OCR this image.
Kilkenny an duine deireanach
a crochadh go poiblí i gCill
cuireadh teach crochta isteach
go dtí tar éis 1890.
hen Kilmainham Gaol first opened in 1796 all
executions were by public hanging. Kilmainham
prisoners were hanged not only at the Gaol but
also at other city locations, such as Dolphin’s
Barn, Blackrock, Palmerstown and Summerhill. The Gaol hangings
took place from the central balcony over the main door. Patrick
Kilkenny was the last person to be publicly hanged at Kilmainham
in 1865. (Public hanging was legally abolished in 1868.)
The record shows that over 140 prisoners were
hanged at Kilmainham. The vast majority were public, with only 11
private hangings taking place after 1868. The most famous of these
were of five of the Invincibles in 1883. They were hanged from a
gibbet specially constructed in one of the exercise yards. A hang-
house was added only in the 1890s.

...

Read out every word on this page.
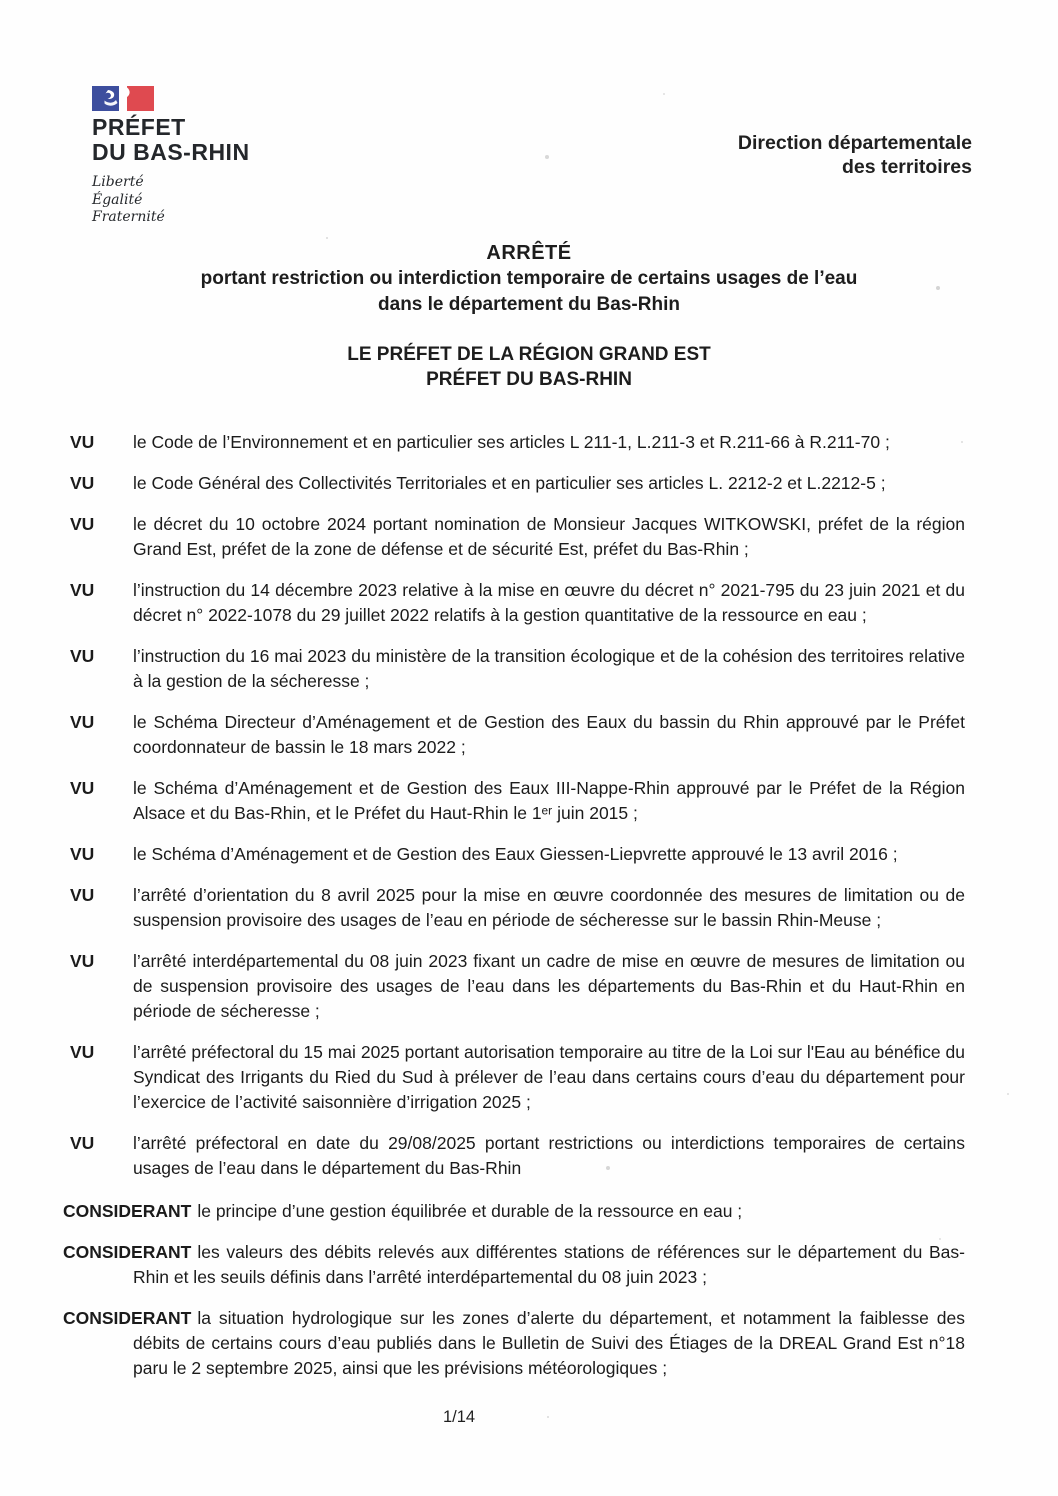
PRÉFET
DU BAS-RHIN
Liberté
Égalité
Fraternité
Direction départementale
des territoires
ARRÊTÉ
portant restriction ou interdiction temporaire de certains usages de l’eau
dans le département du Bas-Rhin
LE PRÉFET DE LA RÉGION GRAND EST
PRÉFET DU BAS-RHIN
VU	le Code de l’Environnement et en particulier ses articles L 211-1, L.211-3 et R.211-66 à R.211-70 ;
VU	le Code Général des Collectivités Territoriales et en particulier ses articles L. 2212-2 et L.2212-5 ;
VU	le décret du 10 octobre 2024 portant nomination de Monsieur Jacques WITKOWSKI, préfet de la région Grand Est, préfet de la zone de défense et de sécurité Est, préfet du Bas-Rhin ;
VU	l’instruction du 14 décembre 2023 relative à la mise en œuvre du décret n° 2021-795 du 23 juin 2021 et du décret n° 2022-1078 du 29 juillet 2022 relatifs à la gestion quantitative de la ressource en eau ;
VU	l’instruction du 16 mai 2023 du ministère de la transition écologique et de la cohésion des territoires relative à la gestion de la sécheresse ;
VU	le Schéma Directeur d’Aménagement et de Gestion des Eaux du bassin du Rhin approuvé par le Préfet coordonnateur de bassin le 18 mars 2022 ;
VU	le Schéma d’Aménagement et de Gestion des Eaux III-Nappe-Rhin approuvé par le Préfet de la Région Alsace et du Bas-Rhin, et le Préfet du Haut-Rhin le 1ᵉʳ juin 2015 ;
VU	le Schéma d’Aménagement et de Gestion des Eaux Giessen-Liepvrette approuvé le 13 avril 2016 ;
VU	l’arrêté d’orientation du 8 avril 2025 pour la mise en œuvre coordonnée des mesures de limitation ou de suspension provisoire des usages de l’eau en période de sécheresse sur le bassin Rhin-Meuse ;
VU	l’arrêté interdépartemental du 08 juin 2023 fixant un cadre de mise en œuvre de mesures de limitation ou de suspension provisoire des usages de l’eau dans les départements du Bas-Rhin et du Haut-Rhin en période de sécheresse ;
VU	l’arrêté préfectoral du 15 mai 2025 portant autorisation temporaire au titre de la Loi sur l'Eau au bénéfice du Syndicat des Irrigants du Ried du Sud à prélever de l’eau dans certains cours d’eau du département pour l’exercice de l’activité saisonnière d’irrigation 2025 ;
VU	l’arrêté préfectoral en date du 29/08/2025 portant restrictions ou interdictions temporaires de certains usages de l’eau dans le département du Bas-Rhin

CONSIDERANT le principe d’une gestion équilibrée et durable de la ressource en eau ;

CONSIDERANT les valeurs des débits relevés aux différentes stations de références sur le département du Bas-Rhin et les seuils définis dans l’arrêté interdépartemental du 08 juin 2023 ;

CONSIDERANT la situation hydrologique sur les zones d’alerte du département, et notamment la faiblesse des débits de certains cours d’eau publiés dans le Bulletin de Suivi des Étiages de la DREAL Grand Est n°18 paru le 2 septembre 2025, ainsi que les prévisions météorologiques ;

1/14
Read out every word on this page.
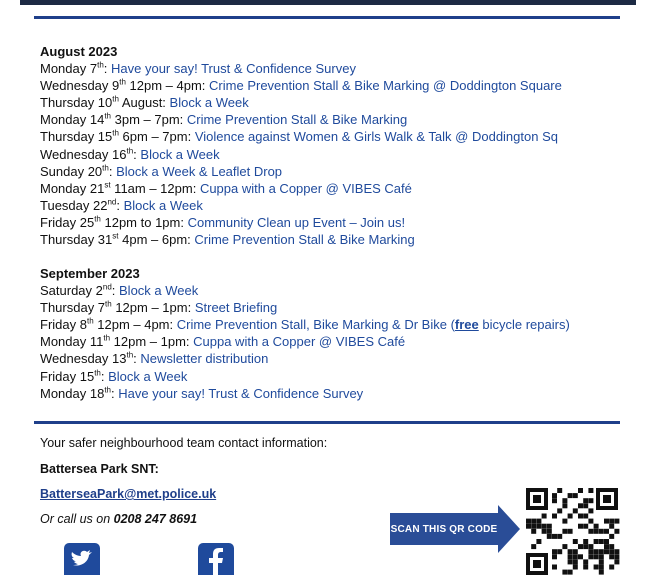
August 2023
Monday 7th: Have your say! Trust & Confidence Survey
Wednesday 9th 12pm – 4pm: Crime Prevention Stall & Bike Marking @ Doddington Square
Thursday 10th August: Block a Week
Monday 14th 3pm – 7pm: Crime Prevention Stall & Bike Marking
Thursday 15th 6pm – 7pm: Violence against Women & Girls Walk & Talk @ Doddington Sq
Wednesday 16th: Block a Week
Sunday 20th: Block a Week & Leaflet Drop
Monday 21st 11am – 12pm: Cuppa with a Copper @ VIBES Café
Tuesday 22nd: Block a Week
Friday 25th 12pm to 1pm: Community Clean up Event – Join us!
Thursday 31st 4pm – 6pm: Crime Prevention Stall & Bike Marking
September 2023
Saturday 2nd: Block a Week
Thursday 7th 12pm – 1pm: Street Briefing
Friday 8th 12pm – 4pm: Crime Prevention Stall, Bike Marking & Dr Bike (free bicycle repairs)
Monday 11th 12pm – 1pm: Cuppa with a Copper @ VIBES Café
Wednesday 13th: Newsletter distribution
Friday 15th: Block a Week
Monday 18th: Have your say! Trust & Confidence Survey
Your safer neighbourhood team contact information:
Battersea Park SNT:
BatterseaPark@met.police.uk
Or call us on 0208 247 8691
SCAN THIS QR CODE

==

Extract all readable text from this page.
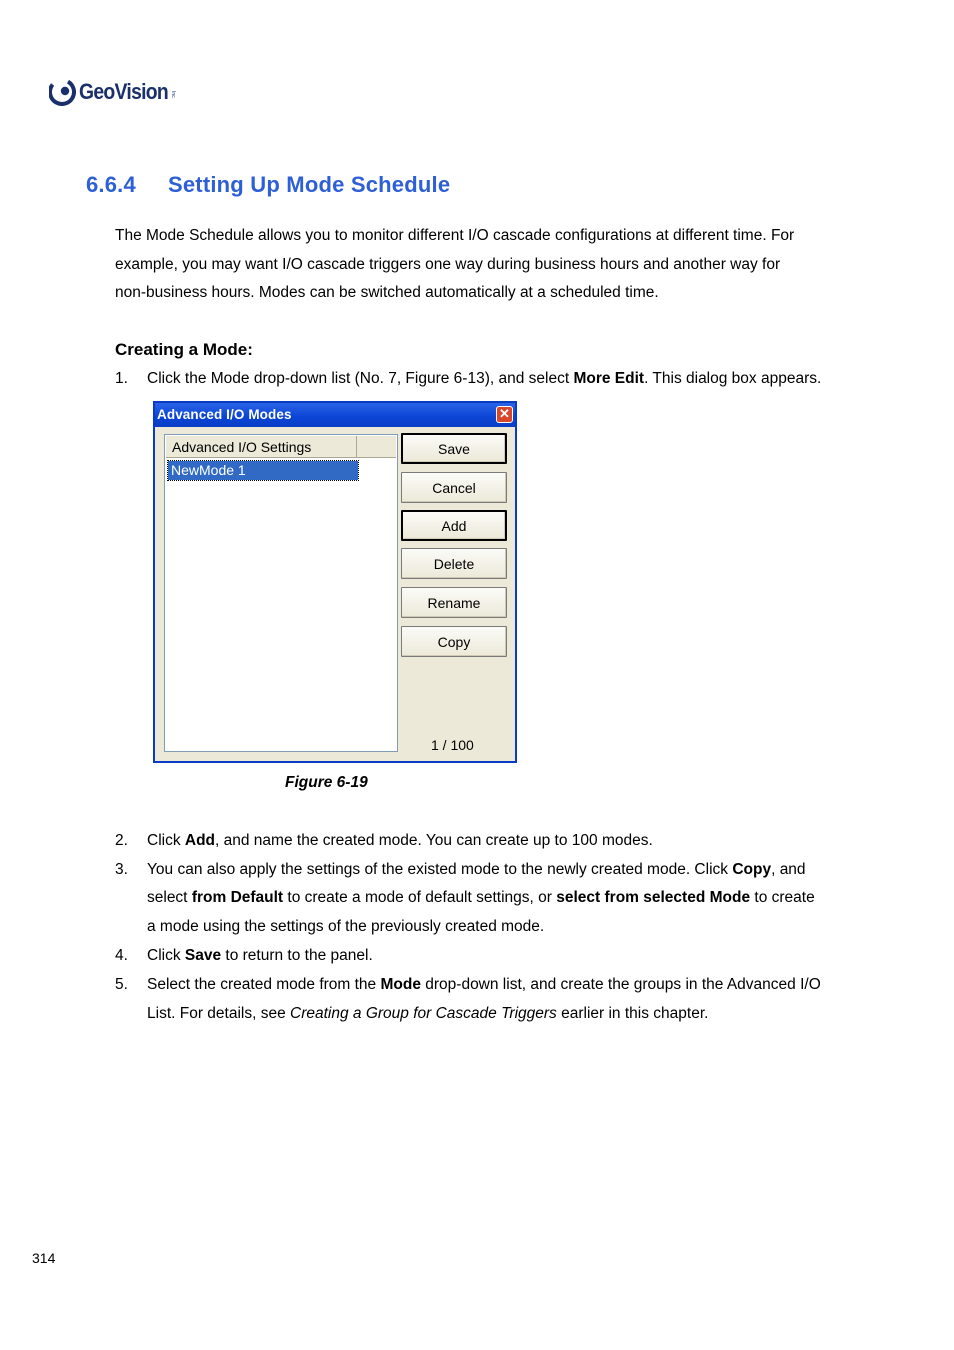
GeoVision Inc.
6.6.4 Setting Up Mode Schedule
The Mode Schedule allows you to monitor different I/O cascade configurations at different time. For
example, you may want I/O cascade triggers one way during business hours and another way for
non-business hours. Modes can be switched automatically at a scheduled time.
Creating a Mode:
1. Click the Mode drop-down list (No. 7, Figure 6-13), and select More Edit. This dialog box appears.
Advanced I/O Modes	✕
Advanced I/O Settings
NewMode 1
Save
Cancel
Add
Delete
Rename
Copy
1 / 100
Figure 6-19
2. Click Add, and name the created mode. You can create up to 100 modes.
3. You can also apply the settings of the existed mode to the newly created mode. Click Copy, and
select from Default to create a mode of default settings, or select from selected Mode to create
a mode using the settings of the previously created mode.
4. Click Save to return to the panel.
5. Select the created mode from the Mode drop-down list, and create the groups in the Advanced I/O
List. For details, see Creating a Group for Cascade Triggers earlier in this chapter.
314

Problem to work on: Above are the records; copy every line in them that holds the word "Bike".

Result:
Wednesday 9th 12pm – 4pm: Crime Prevention Stall & Bike Marking @ Doddington Square
Monday 14th 3pm – 7pm: Crime Prevention Stall & Bike Marking
Thursday 31st 4pm – 6pm: Crime Prevention Stall & Bike Marking
Friday 8th 12pm – 4pm: Crime Prevention Stall, Bike Marking & Dr Bike (free bicycle repairs)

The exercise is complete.